> BRIEF: Search the listing for "image" and copy every line where it appears.
--- BEGIN THE RECORDS ---
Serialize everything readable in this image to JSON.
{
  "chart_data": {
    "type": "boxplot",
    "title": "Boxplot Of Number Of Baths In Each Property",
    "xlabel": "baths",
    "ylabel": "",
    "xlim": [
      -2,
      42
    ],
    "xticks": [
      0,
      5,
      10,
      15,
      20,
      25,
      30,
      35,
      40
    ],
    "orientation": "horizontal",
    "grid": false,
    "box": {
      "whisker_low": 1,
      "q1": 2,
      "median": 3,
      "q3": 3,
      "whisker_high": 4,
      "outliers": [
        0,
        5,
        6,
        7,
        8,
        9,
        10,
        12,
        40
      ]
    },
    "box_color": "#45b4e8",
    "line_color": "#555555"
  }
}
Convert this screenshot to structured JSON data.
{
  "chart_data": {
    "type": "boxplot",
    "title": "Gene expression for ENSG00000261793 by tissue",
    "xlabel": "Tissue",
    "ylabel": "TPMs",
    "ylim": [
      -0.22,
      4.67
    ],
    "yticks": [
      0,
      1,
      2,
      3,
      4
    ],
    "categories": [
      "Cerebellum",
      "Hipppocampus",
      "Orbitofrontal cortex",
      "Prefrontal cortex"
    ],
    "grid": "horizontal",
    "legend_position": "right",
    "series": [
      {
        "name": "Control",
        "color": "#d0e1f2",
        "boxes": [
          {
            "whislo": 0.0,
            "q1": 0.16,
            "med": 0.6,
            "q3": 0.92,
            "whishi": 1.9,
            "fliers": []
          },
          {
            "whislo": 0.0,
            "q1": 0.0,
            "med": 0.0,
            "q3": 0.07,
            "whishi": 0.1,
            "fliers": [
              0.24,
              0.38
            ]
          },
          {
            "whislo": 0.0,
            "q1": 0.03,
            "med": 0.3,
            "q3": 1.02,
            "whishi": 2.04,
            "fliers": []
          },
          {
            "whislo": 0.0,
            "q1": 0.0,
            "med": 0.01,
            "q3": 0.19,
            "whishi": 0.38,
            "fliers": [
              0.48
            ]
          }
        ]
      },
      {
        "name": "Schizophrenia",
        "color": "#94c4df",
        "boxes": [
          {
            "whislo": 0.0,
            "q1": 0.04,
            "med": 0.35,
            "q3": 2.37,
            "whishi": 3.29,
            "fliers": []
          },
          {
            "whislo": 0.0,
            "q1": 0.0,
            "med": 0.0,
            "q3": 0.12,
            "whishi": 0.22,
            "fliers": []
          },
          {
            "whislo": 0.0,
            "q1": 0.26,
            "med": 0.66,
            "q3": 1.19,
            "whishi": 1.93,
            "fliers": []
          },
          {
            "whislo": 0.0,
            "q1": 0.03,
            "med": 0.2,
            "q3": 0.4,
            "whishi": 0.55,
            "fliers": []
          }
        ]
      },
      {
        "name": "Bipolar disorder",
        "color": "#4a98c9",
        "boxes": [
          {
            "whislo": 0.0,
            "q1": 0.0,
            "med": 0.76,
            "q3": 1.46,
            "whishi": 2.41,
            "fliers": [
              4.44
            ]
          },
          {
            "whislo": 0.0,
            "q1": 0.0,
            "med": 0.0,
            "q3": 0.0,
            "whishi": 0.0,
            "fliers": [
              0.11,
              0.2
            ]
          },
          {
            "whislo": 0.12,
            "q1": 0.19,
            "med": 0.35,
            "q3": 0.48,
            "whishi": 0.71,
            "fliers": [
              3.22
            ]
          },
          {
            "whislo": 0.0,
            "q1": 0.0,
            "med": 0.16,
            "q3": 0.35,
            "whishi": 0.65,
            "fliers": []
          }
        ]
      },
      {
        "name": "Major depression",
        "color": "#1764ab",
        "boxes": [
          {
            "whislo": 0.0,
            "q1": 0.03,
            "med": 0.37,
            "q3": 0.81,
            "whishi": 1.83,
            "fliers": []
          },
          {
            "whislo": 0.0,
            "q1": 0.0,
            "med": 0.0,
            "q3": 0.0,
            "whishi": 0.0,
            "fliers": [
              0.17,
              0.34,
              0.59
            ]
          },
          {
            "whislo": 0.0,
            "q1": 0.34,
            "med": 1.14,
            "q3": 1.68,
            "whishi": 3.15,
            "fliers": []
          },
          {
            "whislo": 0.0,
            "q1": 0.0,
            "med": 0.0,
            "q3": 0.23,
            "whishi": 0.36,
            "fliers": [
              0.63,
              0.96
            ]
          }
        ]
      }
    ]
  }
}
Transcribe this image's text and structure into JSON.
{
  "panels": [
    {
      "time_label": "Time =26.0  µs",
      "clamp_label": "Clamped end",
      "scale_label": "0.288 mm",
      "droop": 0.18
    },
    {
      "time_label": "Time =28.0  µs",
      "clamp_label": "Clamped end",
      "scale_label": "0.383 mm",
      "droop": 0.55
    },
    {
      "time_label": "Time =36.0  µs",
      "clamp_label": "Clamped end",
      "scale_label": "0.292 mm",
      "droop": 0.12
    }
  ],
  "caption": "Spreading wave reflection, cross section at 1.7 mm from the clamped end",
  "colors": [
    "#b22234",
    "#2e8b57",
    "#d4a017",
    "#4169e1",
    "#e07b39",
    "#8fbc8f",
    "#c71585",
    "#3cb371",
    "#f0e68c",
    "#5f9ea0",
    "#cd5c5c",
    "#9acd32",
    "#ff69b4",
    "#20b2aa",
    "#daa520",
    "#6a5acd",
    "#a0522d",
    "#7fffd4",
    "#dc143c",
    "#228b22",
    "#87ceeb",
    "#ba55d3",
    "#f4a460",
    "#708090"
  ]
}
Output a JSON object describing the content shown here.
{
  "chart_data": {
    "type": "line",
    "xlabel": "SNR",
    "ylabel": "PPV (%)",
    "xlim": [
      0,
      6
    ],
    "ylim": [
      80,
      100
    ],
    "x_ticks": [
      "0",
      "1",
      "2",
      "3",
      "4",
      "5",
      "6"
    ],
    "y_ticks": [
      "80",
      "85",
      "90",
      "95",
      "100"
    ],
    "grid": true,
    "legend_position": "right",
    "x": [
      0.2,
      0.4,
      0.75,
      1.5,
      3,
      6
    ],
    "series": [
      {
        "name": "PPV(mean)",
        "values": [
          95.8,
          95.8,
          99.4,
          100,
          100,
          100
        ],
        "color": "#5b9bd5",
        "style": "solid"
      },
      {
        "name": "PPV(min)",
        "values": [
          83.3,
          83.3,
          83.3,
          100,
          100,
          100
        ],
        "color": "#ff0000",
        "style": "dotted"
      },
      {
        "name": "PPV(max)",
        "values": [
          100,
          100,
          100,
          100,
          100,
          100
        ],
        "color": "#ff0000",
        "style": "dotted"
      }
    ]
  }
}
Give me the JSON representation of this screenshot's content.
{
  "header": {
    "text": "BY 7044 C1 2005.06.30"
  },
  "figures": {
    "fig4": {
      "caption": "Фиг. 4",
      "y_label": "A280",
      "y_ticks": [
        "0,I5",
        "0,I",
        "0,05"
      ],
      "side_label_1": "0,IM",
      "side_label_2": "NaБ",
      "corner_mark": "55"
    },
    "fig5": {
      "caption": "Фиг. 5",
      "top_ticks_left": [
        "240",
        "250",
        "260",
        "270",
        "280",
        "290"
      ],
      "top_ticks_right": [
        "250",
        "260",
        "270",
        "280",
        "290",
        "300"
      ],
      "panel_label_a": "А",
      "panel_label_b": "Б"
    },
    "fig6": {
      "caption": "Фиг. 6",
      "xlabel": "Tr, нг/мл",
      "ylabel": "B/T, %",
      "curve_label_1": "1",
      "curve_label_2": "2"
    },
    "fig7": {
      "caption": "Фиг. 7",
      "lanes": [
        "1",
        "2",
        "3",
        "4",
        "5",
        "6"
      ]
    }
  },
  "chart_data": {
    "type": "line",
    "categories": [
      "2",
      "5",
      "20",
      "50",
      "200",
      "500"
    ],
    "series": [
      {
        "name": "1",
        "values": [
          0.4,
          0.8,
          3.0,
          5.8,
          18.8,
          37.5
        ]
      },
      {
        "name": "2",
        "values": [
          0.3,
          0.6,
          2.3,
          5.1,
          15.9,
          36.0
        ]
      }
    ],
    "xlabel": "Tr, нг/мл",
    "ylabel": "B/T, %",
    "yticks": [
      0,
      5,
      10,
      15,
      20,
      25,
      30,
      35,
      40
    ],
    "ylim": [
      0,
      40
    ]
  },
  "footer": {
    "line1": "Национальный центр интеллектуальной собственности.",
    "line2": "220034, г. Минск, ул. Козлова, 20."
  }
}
--- END THE RECORDS ---
> EXERCISE ANSWER:
Serialize everything readable in this image to JSON.
Transcribe this image's text and structure into JSON.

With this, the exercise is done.